Prompt |
Your task is to copy the material exactly.

Material for the task |

★ ★ ★

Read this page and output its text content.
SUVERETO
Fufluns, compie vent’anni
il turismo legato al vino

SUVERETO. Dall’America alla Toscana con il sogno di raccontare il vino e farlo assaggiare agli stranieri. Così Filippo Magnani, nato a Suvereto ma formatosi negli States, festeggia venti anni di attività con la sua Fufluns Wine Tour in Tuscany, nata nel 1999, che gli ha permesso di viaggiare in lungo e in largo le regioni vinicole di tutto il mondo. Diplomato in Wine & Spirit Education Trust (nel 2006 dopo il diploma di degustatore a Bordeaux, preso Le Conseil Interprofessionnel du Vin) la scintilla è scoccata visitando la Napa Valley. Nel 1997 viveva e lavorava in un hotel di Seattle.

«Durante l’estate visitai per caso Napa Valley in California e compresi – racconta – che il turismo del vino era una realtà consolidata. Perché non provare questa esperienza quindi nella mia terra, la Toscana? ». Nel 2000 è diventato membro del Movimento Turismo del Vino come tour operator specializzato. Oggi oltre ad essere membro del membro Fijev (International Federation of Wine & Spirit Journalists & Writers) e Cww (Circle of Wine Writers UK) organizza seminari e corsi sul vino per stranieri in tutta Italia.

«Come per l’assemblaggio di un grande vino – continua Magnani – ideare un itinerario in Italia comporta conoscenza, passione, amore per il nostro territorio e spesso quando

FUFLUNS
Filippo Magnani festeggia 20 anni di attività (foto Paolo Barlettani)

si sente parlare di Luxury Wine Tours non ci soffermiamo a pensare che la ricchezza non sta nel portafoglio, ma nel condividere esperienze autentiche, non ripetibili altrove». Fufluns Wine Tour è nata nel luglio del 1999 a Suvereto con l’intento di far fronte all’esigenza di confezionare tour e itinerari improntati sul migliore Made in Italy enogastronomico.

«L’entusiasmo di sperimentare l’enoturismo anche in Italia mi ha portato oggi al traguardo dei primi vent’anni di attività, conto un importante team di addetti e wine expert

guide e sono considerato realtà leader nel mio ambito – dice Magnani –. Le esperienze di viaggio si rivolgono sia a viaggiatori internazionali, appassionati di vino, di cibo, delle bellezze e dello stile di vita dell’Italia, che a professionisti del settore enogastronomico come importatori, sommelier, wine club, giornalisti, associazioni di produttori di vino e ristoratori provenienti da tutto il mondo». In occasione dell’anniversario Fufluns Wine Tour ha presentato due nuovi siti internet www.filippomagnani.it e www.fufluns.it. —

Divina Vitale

★ ★ ★

In response |
Read this page and output its text content.
SUVERETO
Fufluns, compie vent’anni
il turismo legato al vino

SUVERETO. Dall’America alla Toscana con il sogno di raccontare il vino e farlo assaggiare agli stranieri. Così Filippo Magnani, nato a Suvereto ma formatosi negli States, festeggia venti anni di attività con la sua Fufluns Wine Tour in Tuscany, nata nel 1999, che gli ha permesso di viaggiare in lungo e in largo le regioni vinicole di tutto il mondo. Diplomato in Wine & Spirit Education Trust (nel 2006 dopo il diploma di degustatore a Bordeaux, preso Le Conseil Interprofessionnel du Vin) la scintilla è scoccata visitando la Napa Valley. Nel 1997 viveva e lavorava in un hotel di Seattle.

«Durante l’estate visitai per caso Napa Valley in California e compresi – racconta – che il turismo del vino era una realtà consolidata. Perché non provare questa esperienza quindi nella mia terra, la Toscana? ». Nel 2000 è diventato membro del Movimento Turismo del Vino come tour operator specializzato. Oggi oltre ad essere membro del membro Fijev (International Federation of Wine & Spirit Journalists & Writers) e Cww (Circle of Wine Writers UK) organizza seminari e corsi sul vino per stranieri in tutta Italia.

«Come per l’assemblaggio di un grande vino – continua Magnani – ideare un itinerario in Italia comporta conoscenza, passione, amore per il nostro territorio e spesso quando

FUFLUNS
Filippo Magnani festeggia 20 anni di attività (foto Paolo Barlettani)

si sente parlare di Luxury Wine Tours non ci soffermiamo a pensare che la ricchezza non sta nel portafoglio, ma nel condividere esperienze autentiche, non ripetibili altrove». Fufluns Wine Tour è nata nel luglio del 1999 a Suvereto con l’intento di far fronte all’esigenza di confezionare tour e itinerari improntati sul migliore Made in Italy enogastronomico.

«L’entusiasmo di sperimentare l’enoturismo anche in Italia mi ha portato oggi al traguardo dei primi vent’anni di attività, conto un importante team di addetti e wine expert

guide e sono considerato realtà leader nel mio ambito – dice Magnani –. Le esperienze di viaggio si rivolgono sia a viaggiatori internazionali, appassionati di vino, di cibo, delle bellezze e dello stile di vita dell’Italia, che a professionisti del settore enogastronomico come importatori, sommelier, wine club, giornalisti, associazioni di produttori di vino e ristoratori provenienti da tutto il mondo». In occasione dell’anniversario Fufluns Wine Tour ha presentato due nuovi siti internet www.filippomagnani.it e www.fufluns.it. —

Divina Vitale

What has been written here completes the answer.